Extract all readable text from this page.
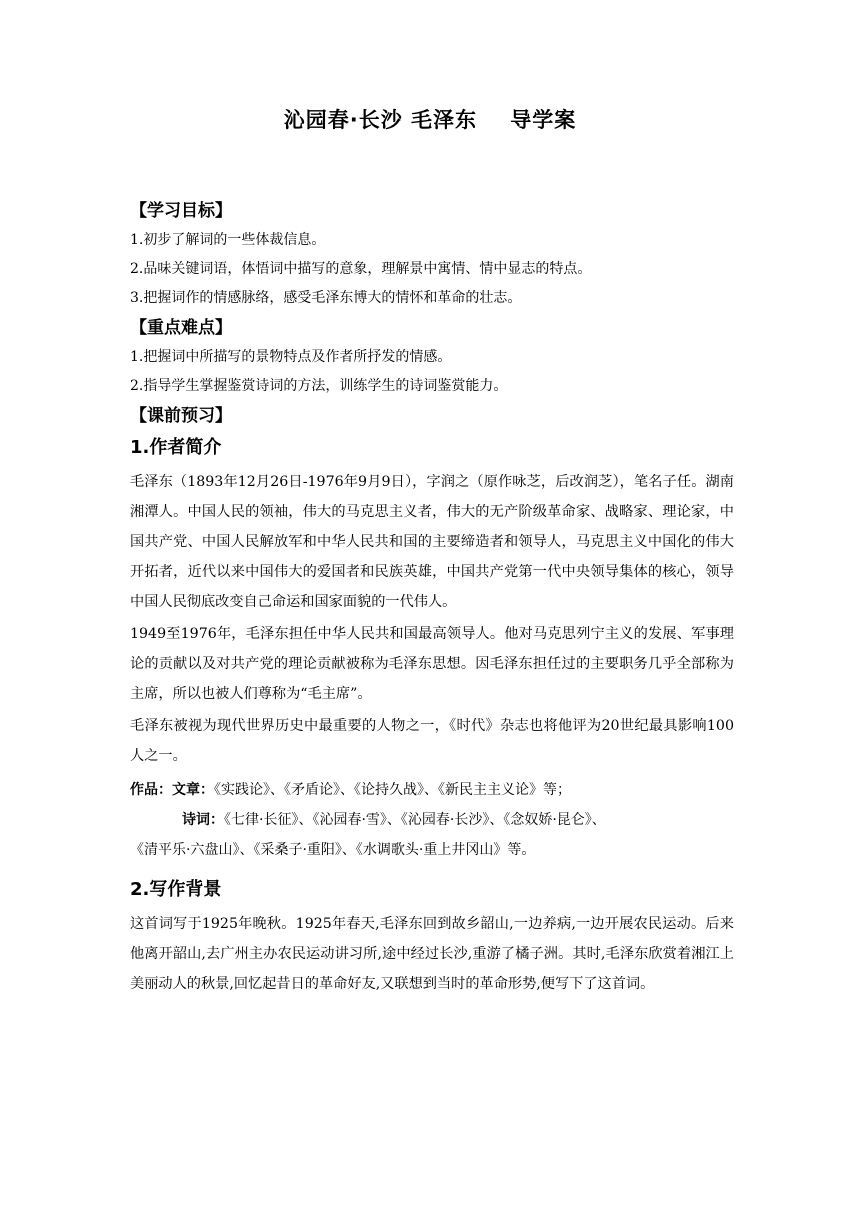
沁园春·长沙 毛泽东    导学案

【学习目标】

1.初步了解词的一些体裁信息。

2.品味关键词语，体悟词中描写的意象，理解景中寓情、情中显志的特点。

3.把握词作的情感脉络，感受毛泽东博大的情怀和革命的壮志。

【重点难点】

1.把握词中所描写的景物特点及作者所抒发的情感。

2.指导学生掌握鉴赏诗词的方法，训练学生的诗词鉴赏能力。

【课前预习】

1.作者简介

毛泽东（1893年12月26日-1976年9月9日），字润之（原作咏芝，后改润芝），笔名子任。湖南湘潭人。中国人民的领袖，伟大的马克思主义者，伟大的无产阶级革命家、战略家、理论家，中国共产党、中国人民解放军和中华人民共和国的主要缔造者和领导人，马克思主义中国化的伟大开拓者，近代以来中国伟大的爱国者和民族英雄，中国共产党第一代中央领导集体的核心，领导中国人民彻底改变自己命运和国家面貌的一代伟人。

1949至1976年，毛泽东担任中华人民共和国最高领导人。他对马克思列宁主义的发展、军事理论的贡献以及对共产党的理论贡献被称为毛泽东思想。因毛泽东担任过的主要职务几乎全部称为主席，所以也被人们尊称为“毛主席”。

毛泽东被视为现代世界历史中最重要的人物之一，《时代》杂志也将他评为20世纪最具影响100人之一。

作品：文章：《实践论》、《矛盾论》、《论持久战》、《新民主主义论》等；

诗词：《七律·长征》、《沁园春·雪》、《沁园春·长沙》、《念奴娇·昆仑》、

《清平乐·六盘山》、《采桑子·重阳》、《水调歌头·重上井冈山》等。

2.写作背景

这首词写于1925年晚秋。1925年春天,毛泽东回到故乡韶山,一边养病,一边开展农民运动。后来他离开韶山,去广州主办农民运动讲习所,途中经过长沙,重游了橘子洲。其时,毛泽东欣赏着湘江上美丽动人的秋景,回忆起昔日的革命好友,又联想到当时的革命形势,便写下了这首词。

### Directive
Repeat the data above exactly, but not the pictures.

### Exercise output
Extract all readable text from this page.
沁园春·长沙 毛泽东    导学案

【学习目标】

1.初步了解词的一些体裁信息。

2.品味关键词语，体悟词中描写的意象，理解景中寓情、情中显志的特点。

3.把握词作的情感脉络，感受毛泽东博大的情怀和革命的壮志。

【重点难点】

1.把握词中所描写的景物特点及作者所抒发的情感。

2.指导学生掌握鉴赏诗词的方法，训练学生的诗词鉴赏能力。

【课前预习】

1.作者简介

毛泽东（1893年12月26日-1976年9月9日），字润之（原作咏芝，后改润芝），笔名子任。湖南湘潭人。中国人民的领袖，伟大的马克思主义者，伟大的无产阶级革命家、战略家、理论家，中国共产党、中国人民解放军和中华人民共和国的主要缔造者和领导人，马克思主义中国化的伟大开拓者，近代以来中国伟大的爱国者和民族英雄，中国共产党第一代中央领导集体的核心，领导中国人民彻底改变自己命运和国家面貌的一代伟人。

1949至1976年，毛泽东担任中华人民共和国最高领导人。他对马克思列宁主义的发展、军事理论的贡献以及对共产党的理论贡献被称为毛泽东思想。因毛泽东担任过的主要职务几乎全部称为主席，所以也被人们尊称为“毛主席”。

毛泽东被视为现代世界历史中最重要的人物之一，《时代》杂志也将他评为20世纪最具影响100人之一。

作品：文章：《实践论》、《矛盾论》、《论持久战》、《新民主主义论》等；

诗词：《七律·长征》、《沁园春·雪》、《沁园春·长沙》、《念奴娇·昆仑》、

《清平乐·六盘山》、《采桑子·重阳》、《水调歌头·重上井冈山》等。

2.写作背景

这首词写于1925年晚秋。1925年春天,毛泽东回到故乡韶山,一边养病,一边开展农民运动。后来他离开韶山,去广州主办农民运动讲习所,途中经过长沙,重游了橘子洲。其时,毛泽东欣赏着湘江上美丽动人的秋景,回忆起昔日的革命好友,又联想到当时的革命形势,便写下了这首词。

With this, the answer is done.